• Your assignment: Reply only with how many lines below contain "name".

(Recorded data)

※

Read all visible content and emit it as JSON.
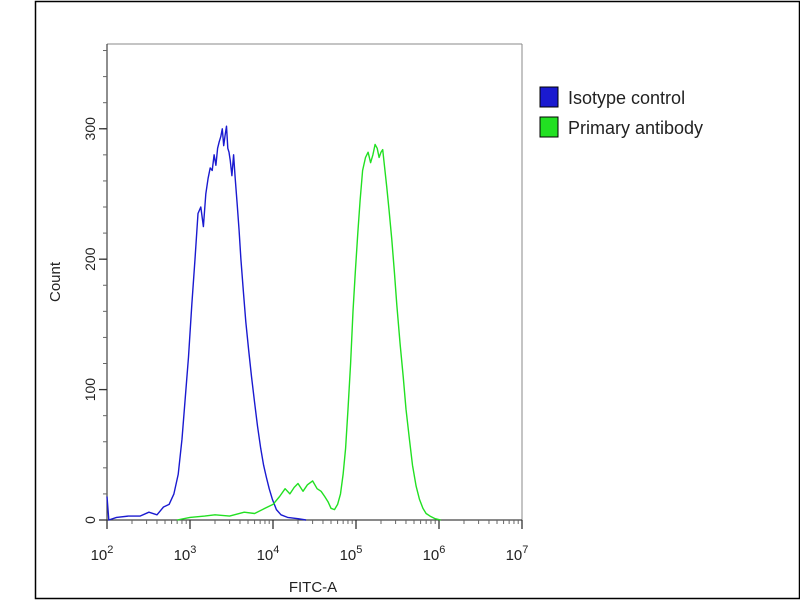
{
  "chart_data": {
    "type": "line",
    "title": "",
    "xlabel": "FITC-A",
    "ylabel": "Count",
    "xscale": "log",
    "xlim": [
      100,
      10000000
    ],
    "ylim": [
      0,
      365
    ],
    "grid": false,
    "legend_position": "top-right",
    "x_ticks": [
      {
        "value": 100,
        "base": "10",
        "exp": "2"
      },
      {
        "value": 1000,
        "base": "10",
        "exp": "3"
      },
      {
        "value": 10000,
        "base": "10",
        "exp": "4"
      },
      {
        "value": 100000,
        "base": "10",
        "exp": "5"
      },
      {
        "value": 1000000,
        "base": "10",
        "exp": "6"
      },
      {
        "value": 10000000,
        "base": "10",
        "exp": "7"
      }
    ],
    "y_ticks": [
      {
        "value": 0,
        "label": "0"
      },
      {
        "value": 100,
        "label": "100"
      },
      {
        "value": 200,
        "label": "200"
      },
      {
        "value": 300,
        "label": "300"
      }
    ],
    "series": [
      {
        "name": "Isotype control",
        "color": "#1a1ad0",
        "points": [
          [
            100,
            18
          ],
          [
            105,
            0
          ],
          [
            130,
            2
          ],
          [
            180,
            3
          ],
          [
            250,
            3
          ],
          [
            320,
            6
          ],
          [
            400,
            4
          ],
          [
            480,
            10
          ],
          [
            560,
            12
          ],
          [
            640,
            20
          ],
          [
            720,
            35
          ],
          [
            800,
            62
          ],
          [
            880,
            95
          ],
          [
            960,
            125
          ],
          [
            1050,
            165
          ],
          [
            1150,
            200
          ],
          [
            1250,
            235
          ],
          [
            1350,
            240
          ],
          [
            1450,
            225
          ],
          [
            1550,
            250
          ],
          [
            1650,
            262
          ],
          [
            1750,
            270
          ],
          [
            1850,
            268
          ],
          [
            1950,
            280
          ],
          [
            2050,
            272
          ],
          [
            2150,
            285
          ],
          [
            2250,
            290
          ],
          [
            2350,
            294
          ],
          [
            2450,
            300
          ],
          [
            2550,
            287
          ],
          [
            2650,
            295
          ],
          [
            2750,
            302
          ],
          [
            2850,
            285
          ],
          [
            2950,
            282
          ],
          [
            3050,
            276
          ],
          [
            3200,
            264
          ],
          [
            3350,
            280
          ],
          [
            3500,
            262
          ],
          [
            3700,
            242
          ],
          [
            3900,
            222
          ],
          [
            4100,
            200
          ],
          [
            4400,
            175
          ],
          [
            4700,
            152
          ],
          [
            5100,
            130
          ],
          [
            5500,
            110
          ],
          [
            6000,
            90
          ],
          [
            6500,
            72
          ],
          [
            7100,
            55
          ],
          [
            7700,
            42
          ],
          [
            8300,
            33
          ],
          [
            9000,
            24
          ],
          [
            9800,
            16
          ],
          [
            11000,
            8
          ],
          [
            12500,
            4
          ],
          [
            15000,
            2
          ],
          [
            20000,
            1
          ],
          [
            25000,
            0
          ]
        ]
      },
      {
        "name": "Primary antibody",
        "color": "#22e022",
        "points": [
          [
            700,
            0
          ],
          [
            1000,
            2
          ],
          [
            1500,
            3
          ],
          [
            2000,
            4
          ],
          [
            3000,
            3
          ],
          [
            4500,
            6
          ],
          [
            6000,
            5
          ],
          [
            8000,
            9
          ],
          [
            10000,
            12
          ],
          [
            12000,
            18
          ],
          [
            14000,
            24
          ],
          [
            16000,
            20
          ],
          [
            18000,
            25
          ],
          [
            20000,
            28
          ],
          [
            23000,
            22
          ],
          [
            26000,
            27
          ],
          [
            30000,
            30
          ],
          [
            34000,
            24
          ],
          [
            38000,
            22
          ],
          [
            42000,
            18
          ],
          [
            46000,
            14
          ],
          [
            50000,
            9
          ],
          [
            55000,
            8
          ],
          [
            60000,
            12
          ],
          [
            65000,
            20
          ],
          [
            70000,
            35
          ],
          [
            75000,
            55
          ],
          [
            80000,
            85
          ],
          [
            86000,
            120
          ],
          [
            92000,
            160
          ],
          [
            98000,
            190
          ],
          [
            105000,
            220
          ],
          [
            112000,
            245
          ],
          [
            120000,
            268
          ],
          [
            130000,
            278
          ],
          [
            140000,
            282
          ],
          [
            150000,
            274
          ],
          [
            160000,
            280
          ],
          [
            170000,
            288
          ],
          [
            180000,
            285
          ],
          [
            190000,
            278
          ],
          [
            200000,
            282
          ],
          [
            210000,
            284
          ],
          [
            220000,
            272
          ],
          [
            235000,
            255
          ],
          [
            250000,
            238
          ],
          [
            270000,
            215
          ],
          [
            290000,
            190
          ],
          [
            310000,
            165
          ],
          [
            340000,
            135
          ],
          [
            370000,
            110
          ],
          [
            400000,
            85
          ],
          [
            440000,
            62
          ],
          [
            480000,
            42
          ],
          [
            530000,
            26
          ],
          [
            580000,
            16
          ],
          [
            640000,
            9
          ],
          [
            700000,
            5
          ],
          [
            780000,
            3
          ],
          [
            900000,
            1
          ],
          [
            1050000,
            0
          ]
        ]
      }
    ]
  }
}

※

• Result of this exercise: 2